- _Directions_: Check each line of the records below and collect those holding "century".

- _A run of records_:

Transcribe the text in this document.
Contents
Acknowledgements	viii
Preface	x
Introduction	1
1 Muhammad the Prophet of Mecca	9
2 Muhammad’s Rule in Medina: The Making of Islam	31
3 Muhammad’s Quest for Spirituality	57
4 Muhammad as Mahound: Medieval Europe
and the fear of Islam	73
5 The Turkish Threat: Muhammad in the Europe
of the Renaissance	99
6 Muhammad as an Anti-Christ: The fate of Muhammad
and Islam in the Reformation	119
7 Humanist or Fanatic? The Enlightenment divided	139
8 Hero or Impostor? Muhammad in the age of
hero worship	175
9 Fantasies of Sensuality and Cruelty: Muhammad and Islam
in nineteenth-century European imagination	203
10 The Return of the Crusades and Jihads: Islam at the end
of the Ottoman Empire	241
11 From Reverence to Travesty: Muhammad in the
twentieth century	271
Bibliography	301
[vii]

- _Response to the exercise_:
in nineteenth-century European imagination	203
twentieth century	271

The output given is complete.